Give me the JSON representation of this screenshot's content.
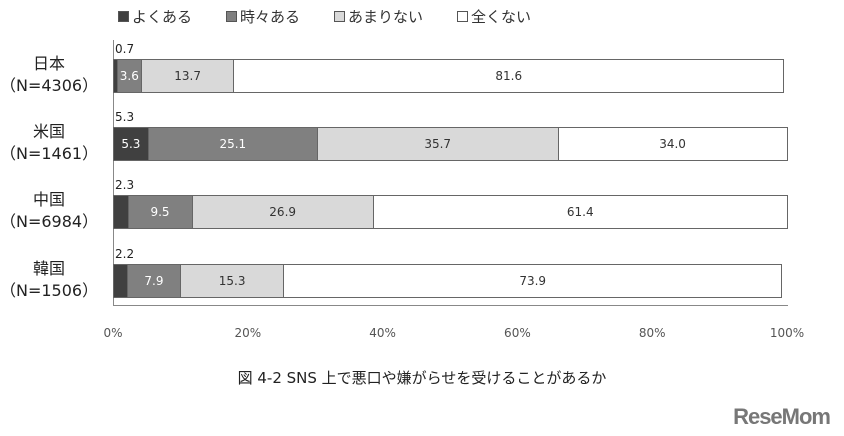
{
  "legend": [
    {
      "label": "よくある",
      "color": "#404040"
    },
    {
      "label": "時々ある",
      "color": "#808080"
    },
    {
      "label": "あまりない",
      "color": "#d9d9d9"
    },
    {
      "label": "全くない",
      "color": "#ffffff"
    }
  ],
  "rows": [
    {
      "country": "日本",
      "n": "（N=4306）",
      "values": [
        0.7,
        3.6,
        13.7,
        81.6
      ],
      "labels": [
        "0.7",
        "3.6",
        "13.7",
        "81.6"
      ]
    },
    {
      "country": "米国",
      "n": "（N=1461）",
      "values": [
        5.3,
        25.1,
        35.7,
        34.0
      ],
      "labels": [
        "5.3",
        "25.1",
        "35.7",
        "34.0"
      ]
    },
    {
      "country": "中国",
      "n": "（N=6984）",
      "values": [
        2.3,
        9.5,
        26.9,
        61.4
      ],
      "labels": [
        "2.3",
        "9.5",
        "26.9",
        "61.4"
      ]
    },
    {
      "country": "韓国",
      "n": "（N=1506）",
      "values": [
        2.2,
        7.9,
        15.3,
        73.9
      ],
      "labels": [
        "2.2",
        "7.9",
        "15.3",
        "73.9"
      ]
    }
  ],
  "x_ticks": [
    "0%",
    "20%",
    "40%",
    "60%",
    "80%",
    "100%"
  ],
  "caption": "図 4-2  SNS 上で悪口や嫌がらせを受けることがあるか",
  "logo": "ReseMom",
  "chart_data": {
    "type": "bar",
    "orientation": "horizontal",
    "stacked": true,
    "title": "図 4-2 SNS 上で悪口や嫌がらせを受けることがあるか",
    "categories": [
      "日本（N=4306）",
      "米国（N=1461）",
      "中国（N=6984）",
      "韓国（N=1506）"
    ],
    "series": [
      {
        "name": "よくある",
        "values": [
          0.7,
          5.3,
          2.3,
          2.2
        ]
      },
      {
        "name": "時々ある",
        "values": [
          3.6,
          25.1,
          9.5,
          7.9
        ]
      },
      {
        "name": "あまりない",
        "values": [
          13.7,
          35.7,
          26.9,
          15.3
        ]
      },
      {
        "name": "全くない",
        "values": [
          81.6,
          34.0,
          61.4,
          73.9
        ]
      }
    ],
    "xlabel": "",
    "ylabel": "",
    "xlim": [
      0,
      100
    ],
    "x_tick_labels": [
      "0%",
      "20%",
      "40%",
      "60%",
      "80%",
      "100%"
    ],
    "legend_position": "top",
    "grid": false
  }
}
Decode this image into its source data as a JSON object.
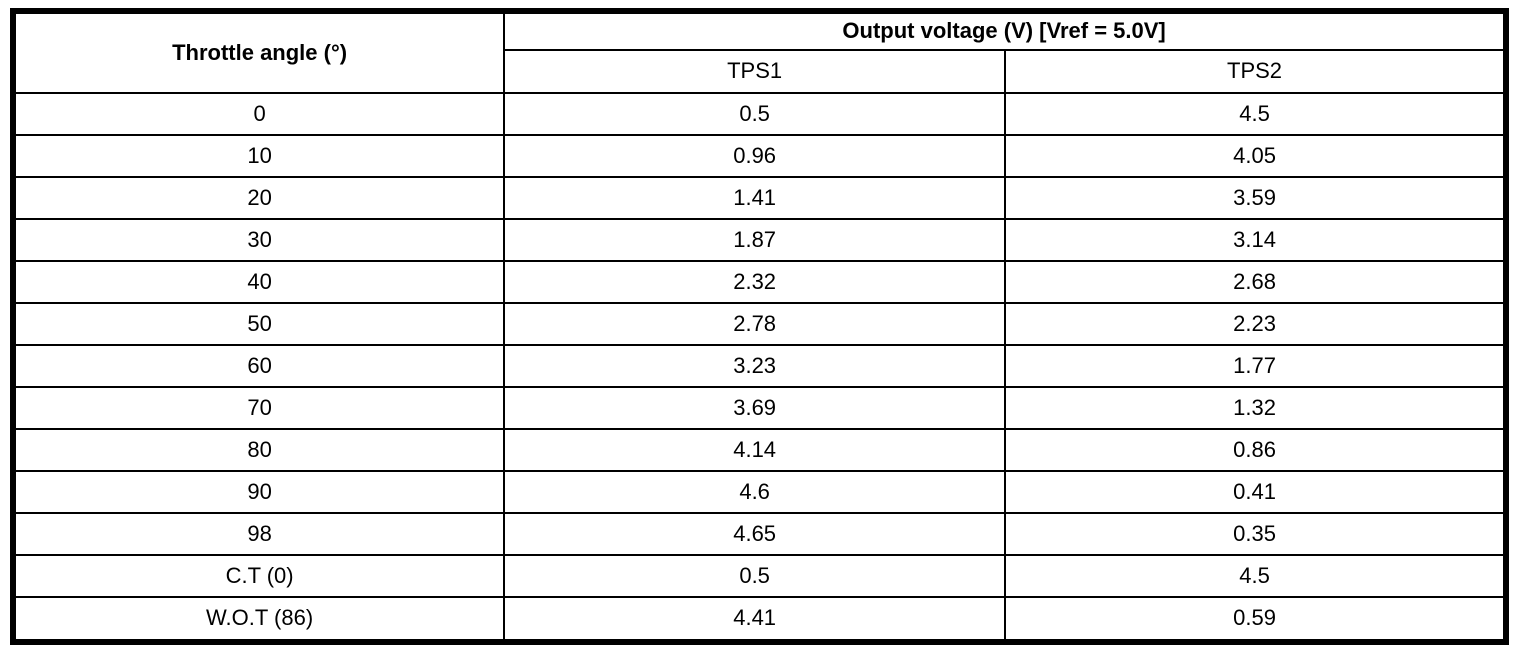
{
  "table": {
    "col1_header": "Throttle angle (°)",
    "group_header": "Output voltage (V) [Vref = 5.0V]",
    "sub_headers": [
      "TPS1",
      "TPS2"
    ],
    "rows": [
      {
        "angle": "0",
        "tps1": "0.5",
        "tps2": "4.5"
      },
      {
        "angle": "10",
        "tps1": "0.96",
        "tps2": "4.05"
      },
      {
        "angle": "20",
        "tps1": "1.41",
        "tps2": "3.59"
      },
      {
        "angle": "30",
        "tps1": "1.87",
        "tps2": "3.14"
      },
      {
        "angle": "40",
        "tps1": "2.32",
        "tps2": "2.68"
      },
      {
        "angle": "50",
        "tps1": "2.78",
        "tps2": "2.23"
      },
      {
        "angle": "60",
        "tps1": "3.23",
        "tps2": "1.77"
      },
      {
        "angle": "70",
        "tps1": "3.69",
        "tps2": "1.32"
      },
      {
        "angle": "80",
        "tps1": "4.14",
        "tps2": "0.86"
      },
      {
        "angle": "90",
        "tps1": "4.6",
        "tps2": "0.41"
      },
      {
        "angle": "98",
        "tps1": "4.65",
        "tps2": "0.35"
      },
      {
        "angle": "C.T (0)",
        "tps1": "0.5",
        "tps2": "4.5"
      },
      {
        "angle": "W.O.T (86)",
        "tps1": "4.41",
        "tps2": "0.59"
      }
    ]
  },
  "chart_data": {
    "type": "table",
    "title": "Output voltage (V) [Vref = 5.0V]",
    "columns": [
      "Throttle angle (°)",
      "TPS1",
      "TPS2"
    ],
    "categories": [
      "0",
      "10",
      "20",
      "30",
      "40",
      "50",
      "60",
      "70",
      "80",
      "90",
      "98",
      "C.T (0)",
      "W.O.T (86)"
    ],
    "series": [
      {
        "name": "TPS1",
        "values": [
          0.5,
          0.96,
          1.41,
          1.87,
          2.32,
          2.78,
          3.23,
          3.69,
          4.14,
          4.6,
          4.65,
          0.5,
          4.41
        ]
      },
      {
        "name": "TPS2",
        "values": [
          4.5,
          4.05,
          3.59,
          3.14,
          2.68,
          2.23,
          1.77,
          1.32,
          0.86,
          0.41,
          0.35,
          4.5,
          0.59
        ]
      }
    ],
    "xlabel": "Throttle angle (°)",
    "ylabel": "Output voltage (V)",
    "vref": "5.0V"
  },
  "colors": {
    "border": "#000000",
    "background": "#ffffff",
    "text": "#000000"
  }
}
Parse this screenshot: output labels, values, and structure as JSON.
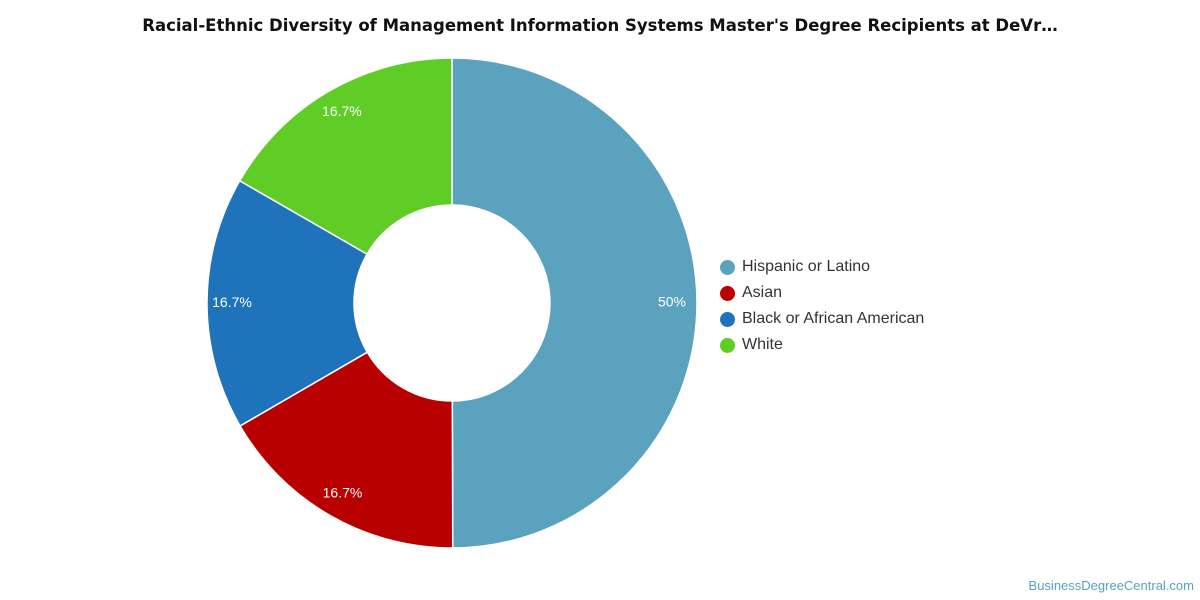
{
  "chart_data": {
    "type": "pie",
    "variant": "donut",
    "title": "Racial-Ethnic Diversity of Management Information Systems Master's Degree Recipients at DeVr…",
    "slices": [
      {
        "label": "Hispanic or Latino",
        "value": 50,
        "value_label": "50%",
        "color": "#5ba2bf"
      },
      {
        "label": "Asian",
        "value": 16.7,
        "value_label": "16.7%",
        "color": "#b80000"
      },
      {
        "label": "Black or African American",
        "value": 16.7,
        "value_label": "16.7%",
        "color": "#1f73bb"
      },
      {
        "label": "White",
        "value": 16.7,
        "value_label": "16.7%",
        "color": "#5fcd26"
      }
    ],
    "legend_position": "right"
  },
  "watermark": "BusinessDegreeCentral.com"
}
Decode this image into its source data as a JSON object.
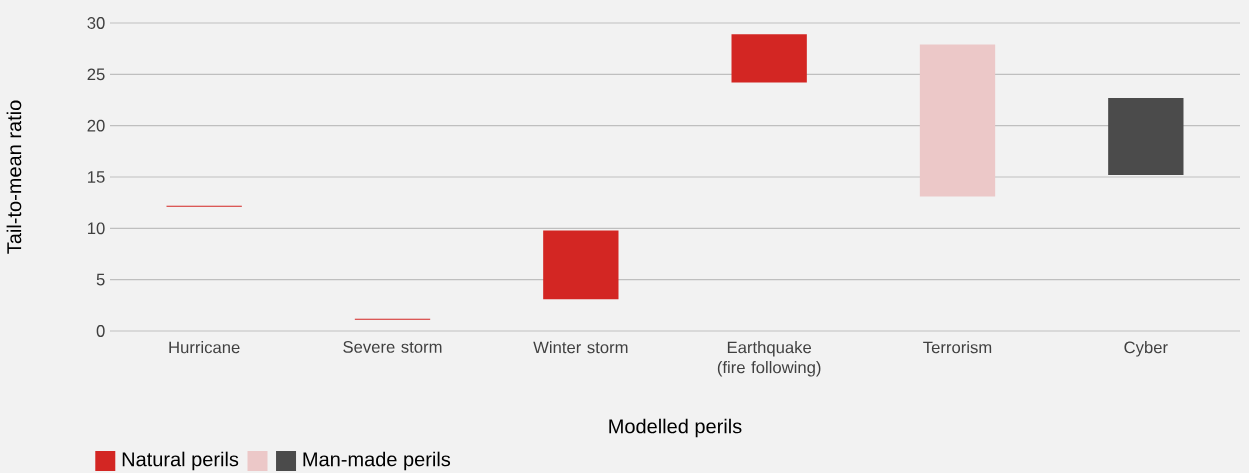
{
  "chart_data": {
    "type": "bar",
    "xlabel": "Modelled perils",
    "ylabel": "Tail-to-mean ratio",
    "categories": [
      "Hurricane",
      "Severe storm",
      "Winter storm",
      "Earthquake (fire following)",
      "Terrorism",
      "Cyber"
    ],
    "series": [
      {
        "name": "Natural perils",
        "color": "#d32623",
        "values": [
          0.1,
          0.1,
          6.7,
          4.7,
          null,
          null
        ],
        "base": [
          12.1,
          1.1,
          3.1,
          24.2,
          null,
          null
        ]
      },
      {
        "color": "#ecc8c8",
        "values": [
          null,
          null,
          null,
          null,
          14.8,
          null
        ],
        "base": [
          null,
          null,
          null,
          null,
          13.1,
          null
        ]
      },
      {
        "name": "Man-made perils",
        "color": "#4b4b4b",
        "values": [
          null,
          null,
          null,
          null,
          null,
          7.5
        ],
        "base": [
          null,
          null,
          null,
          null,
          null,
          15.2
        ]
      }
    ],
    "ylim": [
      0,
      30
    ],
    "yticks": [
      0,
      5,
      10,
      15,
      20,
      25,
      30
    ],
    "grid": "y",
    "legend": "bottom"
  }
}
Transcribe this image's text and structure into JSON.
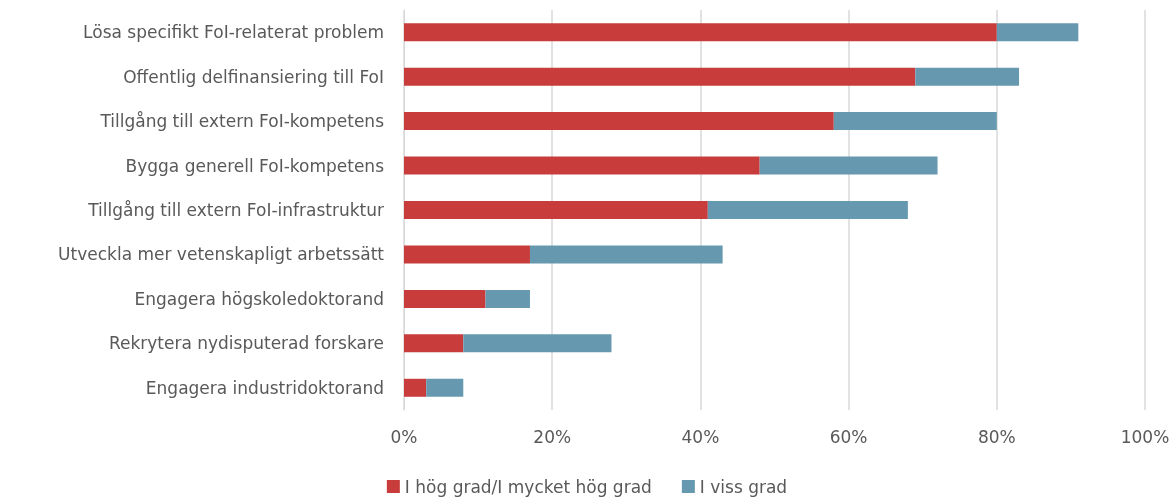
{
  "chart_data": {
    "type": "bar",
    "orientation": "horizontal",
    "stacked": true,
    "categories": [
      "Lösa specifikt FoI-relaterat problem",
      "Offentlig delfinansiering till FoI",
      "Tillgång till extern FoI-kompetens",
      "Bygga generell FoI-kompetens",
      "Tillgång till extern FoI-infrastruktur",
      "Utveckla mer vetenskapligt arbetssätt",
      "Engagera högskoledoktorand",
      "Rekrytera nydisputerad forskare",
      "Engagera industridoktorand"
    ],
    "series": [
      {
        "name": "I hög grad/I mycket hög grad",
        "color": "#c83c3c",
        "values": [
          80,
          69,
          58,
          48,
          41,
          17,
          11,
          8,
          3
        ]
      },
      {
        "name": "I viss grad",
        "color": "#6699b0",
        "values": [
          11,
          14,
          22,
          24,
          27,
          26,
          6,
          20,
          5
        ]
      }
    ],
    "xlim": [
      0,
      100
    ],
    "xticks": [
      {
        "value": 0,
        "label": "0%"
      },
      {
        "value": 20,
        "label": "20%"
      },
      {
        "value": 40,
        "label": "40%"
      },
      {
        "value": 60,
        "label": "60%"
      },
      {
        "value": 80,
        "label": "80%"
      },
      {
        "value": 100,
        "label": "100%"
      }
    ],
    "grid": "x",
    "legend": "bottom"
  }
}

+---+

**PROBLEM**
Pick out each line containing the string "perils" and copy it.

**TASK SOLUTION**
    "xlabel": "Modelled perils",
        "name": "Natural perils",
        "name": "Man-made perils",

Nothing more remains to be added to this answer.